— Begin Dataset —

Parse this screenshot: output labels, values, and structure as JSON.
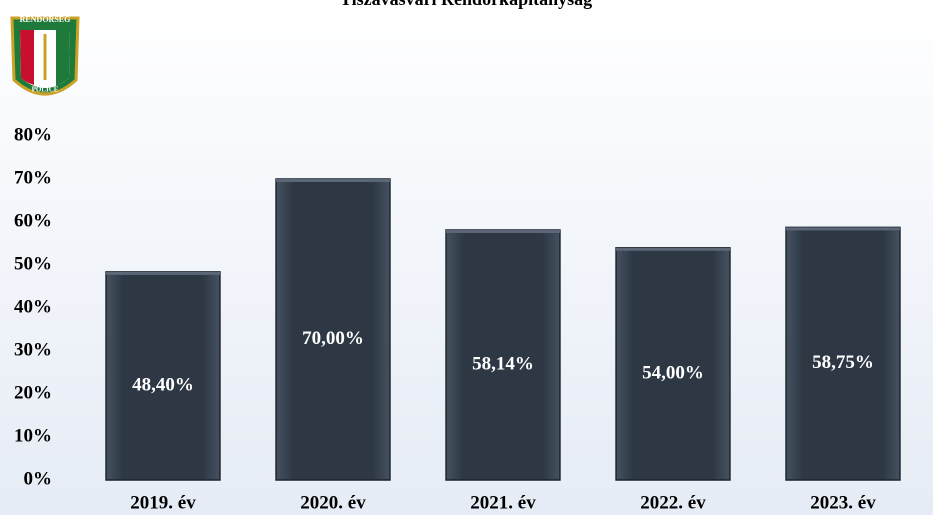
{
  "chart_data": {
    "type": "bar",
    "title": "Tiszavasvári Rendőrkapitányság",
    "categories": [
      "2019. év",
      "2020. év",
      "2021. év",
      "2022. év",
      "2023. év"
    ],
    "values": [
      48.4,
      70.0,
      58.14,
      54.0,
      58.75
    ],
    "value_labels": [
      "48,40%",
      "70,00%",
      "58,14%",
      "54,00%",
      "58,75%"
    ],
    "color": "#2e3845",
    "ylim": [
      0,
      80
    ],
    "yticks": [
      {
        "value": 0,
        "label": "0%"
      },
      {
        "value": 10,
        "label": "10%"
      },
      {
        "value": 20,
        "label": "20%"
      },
      {
        "value": 30,
        "label": "30%"
      },
      {
        "value": 40,
        "label": "40%"
      },
      {
        "value": 50,
        "label": "50%"
      },
      {
        "value": 60,
        "label": "60%"
      },
      {
        "value": 70,
        "label": "70%"
      },
      {
        "value": 80,
        "label": "80%"
      }
    ],
    "grid": false
  },
  "logo": {
    "top": "RENDŐRSÉG",
    "bottom": "POLICE"
  }
}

— End Dataset —

What you are asked to do
Reproduce the full material exactly, excluding the pictures.

Completed task
Parse this screenshot: output labels, values, and structure as JSON.
{
  "chart_data": {
    "type": "bar",
    "title": "Tiszavasvári Rendőrkapitányság",
    "categories": [
      "2019. év",
      "2020. év",
      "2021. év",
      "2022. év",
      "2023. év"
    ],
    "values": [
      48.4,
      70.0,
      58.14,
      54.0,
      58.75
    ],
    "value_labels": [
      "48,40%",
      "70,00%",
      "58,14%",
      "54,00%",
      "58,75%"
    ],
    "color": "#2e3845",
    "ylim": [
      0,
      80
    ],
    "yticks": [
      {
        "value": 0,
        "label": "0%"
      },
      {
        "value": 10,
        "label": "10%"
      },
      {
        "value": 20,
        "label": "20%"
      },
      {
        "value": 30,
        "label": "30%"
      },
      {
        "value": 40,
        "label": "40%"
      },
      {
        "value": 50,
        "label": "50%"
      },
      {
        "value": 60,
        "label": "60%"
      },
      {
        "value": 70,
        "label": "70%"
      },
      {
        "value": 80,
        "label": "80%"
      }
    ],
    "grid": false
  },
  "logo": {
    "top": "RENDŐRSÉG",
    "bottom": "POLICE"
  }
}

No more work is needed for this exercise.